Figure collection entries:
********

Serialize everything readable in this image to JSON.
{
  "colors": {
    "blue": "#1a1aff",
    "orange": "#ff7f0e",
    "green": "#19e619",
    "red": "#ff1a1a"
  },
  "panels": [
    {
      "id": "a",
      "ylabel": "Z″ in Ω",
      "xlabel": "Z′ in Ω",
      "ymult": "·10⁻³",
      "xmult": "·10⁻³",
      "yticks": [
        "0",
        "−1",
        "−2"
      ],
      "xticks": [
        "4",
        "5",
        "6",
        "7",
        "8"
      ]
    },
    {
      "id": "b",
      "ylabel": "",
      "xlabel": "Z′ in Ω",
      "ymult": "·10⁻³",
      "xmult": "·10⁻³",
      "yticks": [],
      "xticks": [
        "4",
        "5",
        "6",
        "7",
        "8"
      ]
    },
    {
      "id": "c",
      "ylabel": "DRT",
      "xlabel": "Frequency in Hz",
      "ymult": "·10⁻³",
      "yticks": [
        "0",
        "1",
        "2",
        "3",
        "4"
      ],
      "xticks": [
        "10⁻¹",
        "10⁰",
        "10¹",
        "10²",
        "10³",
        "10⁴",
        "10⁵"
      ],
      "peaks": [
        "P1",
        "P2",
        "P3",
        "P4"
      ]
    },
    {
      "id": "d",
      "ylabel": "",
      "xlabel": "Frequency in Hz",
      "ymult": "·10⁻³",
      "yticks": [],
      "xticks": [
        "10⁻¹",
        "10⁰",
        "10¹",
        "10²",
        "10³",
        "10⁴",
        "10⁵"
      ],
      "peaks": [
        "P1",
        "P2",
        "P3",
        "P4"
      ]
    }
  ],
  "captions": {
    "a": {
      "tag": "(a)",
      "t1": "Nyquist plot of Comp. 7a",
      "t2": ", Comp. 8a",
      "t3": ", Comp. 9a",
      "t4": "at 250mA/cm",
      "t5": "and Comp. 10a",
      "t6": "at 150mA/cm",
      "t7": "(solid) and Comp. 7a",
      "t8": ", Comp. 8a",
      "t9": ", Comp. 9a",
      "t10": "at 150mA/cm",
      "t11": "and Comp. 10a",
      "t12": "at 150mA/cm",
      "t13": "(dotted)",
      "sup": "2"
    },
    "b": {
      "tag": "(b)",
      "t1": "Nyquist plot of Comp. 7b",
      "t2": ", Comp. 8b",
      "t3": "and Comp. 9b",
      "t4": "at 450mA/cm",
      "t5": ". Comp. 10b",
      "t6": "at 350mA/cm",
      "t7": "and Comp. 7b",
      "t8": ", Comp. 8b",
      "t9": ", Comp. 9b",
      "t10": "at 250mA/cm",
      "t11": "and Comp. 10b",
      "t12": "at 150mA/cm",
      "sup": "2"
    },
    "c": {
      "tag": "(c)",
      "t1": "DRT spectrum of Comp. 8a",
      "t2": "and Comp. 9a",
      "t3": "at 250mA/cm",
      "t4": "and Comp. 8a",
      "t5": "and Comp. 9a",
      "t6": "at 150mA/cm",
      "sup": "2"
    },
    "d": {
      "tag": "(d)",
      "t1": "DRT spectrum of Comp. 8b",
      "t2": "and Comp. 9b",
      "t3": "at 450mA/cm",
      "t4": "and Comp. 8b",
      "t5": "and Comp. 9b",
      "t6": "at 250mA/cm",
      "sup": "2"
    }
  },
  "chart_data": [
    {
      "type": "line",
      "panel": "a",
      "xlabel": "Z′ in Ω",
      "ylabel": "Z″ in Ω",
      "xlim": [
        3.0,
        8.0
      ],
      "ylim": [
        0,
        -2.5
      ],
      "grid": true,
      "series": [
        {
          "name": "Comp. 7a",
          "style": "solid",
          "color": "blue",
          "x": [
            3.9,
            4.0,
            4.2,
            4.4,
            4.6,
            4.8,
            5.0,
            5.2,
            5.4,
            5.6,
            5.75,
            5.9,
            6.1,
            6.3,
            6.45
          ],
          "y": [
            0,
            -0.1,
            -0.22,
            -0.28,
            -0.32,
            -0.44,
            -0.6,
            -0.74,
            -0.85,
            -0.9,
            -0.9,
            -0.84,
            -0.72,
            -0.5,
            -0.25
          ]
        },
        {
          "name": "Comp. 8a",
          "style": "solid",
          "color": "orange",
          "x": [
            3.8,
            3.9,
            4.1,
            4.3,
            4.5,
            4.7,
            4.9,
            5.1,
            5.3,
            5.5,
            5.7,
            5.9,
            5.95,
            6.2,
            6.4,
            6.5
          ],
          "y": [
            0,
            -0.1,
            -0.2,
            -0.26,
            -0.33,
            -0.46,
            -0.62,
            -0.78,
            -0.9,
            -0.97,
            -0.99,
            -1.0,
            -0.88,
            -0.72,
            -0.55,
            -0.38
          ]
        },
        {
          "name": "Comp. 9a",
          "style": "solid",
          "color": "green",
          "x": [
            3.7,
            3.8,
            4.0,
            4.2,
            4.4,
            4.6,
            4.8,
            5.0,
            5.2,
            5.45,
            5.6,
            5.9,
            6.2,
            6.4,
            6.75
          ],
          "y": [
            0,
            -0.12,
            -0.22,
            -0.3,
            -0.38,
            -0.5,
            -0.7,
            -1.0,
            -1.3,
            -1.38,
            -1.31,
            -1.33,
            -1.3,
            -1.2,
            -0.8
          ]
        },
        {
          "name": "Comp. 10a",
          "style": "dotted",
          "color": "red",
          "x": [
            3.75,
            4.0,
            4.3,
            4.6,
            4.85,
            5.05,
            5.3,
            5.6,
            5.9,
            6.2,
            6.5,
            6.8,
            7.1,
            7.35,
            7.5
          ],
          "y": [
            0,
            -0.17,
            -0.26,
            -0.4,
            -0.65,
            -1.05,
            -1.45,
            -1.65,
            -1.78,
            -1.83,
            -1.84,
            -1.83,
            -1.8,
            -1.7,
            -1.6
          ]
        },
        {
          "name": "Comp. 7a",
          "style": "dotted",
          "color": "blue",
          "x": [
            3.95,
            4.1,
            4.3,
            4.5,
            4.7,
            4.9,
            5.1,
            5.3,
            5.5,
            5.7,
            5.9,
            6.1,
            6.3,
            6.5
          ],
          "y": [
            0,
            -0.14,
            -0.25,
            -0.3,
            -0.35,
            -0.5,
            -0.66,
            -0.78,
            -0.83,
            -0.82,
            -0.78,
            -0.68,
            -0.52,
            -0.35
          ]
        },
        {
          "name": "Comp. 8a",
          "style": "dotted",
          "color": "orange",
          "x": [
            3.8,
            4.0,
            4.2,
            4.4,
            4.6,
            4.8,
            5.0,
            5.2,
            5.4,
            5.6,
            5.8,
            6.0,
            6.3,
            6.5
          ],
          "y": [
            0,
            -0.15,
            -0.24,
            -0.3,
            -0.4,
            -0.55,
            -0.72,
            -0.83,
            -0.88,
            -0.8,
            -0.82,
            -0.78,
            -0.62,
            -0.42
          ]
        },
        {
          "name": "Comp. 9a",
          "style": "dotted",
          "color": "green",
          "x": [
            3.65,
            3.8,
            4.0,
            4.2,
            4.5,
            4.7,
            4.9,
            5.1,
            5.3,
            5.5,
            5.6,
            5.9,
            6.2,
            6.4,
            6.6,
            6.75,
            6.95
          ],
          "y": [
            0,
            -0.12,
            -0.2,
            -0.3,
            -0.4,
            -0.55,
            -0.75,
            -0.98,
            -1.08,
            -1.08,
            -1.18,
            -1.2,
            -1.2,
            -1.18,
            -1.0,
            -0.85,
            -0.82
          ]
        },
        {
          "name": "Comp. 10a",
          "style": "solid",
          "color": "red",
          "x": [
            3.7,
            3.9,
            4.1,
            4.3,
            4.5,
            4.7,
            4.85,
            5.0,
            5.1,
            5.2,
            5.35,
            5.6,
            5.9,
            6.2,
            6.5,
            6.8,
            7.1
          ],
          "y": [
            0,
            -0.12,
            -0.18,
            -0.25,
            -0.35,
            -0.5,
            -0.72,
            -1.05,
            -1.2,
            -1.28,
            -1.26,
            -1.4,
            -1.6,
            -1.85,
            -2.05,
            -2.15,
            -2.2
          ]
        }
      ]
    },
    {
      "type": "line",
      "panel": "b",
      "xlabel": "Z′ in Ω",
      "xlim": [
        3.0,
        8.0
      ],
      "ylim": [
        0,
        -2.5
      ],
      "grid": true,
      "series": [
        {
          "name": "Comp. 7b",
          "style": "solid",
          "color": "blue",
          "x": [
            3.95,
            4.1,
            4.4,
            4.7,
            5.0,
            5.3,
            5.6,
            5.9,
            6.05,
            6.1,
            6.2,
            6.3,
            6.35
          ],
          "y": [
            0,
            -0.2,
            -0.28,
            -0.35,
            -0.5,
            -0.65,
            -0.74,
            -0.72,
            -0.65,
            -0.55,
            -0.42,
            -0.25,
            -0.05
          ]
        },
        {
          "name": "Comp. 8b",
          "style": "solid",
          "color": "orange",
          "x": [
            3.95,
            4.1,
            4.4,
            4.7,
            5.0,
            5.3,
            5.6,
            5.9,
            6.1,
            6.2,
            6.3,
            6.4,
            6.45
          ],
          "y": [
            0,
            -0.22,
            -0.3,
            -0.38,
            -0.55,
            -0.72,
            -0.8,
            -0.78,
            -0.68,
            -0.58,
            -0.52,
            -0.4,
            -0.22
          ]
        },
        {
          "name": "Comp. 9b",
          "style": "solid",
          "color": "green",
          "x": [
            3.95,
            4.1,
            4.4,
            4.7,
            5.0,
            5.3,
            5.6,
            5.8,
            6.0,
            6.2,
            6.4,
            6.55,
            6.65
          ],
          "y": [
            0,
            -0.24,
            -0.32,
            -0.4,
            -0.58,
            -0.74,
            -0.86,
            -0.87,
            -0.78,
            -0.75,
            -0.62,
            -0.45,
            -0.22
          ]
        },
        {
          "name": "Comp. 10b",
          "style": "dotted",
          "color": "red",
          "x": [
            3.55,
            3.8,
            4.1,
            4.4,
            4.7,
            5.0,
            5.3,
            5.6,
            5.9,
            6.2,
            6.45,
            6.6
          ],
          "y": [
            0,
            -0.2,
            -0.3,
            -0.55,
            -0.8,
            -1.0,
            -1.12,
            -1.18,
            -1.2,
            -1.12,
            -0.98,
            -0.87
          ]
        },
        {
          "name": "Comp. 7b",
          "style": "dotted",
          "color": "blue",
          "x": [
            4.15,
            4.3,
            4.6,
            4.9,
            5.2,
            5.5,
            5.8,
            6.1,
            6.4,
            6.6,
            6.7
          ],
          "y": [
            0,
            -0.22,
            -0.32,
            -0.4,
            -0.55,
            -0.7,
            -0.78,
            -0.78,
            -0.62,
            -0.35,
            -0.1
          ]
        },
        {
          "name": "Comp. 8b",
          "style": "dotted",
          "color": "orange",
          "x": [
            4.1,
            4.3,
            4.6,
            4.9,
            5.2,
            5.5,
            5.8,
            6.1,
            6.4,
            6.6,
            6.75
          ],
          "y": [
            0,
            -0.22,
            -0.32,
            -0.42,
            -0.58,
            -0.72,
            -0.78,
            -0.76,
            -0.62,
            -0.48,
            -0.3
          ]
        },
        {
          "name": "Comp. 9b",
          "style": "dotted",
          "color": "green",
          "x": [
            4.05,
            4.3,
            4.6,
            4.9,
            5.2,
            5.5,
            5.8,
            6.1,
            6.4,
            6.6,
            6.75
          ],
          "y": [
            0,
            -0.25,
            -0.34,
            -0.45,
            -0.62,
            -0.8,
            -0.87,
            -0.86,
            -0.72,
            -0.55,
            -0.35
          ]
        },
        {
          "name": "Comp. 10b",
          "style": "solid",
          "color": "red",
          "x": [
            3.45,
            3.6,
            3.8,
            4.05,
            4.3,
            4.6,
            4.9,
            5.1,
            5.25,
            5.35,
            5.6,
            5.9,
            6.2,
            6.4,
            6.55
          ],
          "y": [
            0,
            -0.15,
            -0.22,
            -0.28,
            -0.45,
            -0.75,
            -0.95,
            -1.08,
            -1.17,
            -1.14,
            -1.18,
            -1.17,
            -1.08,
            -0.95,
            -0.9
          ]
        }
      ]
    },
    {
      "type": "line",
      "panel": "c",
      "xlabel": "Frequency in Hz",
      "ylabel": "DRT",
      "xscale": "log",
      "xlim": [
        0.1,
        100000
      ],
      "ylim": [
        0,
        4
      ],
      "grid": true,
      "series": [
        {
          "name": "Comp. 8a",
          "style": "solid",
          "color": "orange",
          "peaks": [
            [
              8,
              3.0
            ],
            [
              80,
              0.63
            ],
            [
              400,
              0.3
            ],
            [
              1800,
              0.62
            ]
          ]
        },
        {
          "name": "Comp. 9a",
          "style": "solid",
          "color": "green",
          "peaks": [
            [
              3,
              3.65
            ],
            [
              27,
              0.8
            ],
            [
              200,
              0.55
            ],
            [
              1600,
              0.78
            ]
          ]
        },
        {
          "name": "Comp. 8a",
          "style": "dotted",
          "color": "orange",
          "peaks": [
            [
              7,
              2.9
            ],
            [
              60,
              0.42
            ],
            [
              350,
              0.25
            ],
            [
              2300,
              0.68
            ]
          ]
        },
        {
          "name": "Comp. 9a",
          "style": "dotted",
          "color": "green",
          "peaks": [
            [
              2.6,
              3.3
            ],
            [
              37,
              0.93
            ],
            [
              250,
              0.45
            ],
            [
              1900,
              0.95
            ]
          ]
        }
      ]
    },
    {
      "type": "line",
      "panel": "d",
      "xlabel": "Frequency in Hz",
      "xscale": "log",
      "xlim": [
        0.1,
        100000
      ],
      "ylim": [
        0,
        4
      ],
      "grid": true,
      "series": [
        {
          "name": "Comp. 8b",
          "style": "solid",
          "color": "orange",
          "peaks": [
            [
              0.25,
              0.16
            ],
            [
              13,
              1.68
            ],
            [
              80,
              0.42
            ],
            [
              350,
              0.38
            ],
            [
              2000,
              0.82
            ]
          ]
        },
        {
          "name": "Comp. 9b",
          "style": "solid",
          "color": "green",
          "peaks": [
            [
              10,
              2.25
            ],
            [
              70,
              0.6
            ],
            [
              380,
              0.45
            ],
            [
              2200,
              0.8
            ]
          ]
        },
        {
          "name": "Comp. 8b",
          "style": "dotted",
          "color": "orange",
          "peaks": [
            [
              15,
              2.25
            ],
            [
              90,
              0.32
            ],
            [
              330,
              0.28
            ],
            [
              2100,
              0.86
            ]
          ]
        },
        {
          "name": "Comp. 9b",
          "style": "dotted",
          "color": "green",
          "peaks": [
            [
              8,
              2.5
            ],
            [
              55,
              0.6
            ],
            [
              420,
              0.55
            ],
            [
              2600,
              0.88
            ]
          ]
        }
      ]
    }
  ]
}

********

Problem
Collect the lines of the records that include the string "spectrum".

Solution for this task
      "t1": "DRT spectrum of Comp. 8a",
      "t1": "DRT spectrum of Comp. 8b",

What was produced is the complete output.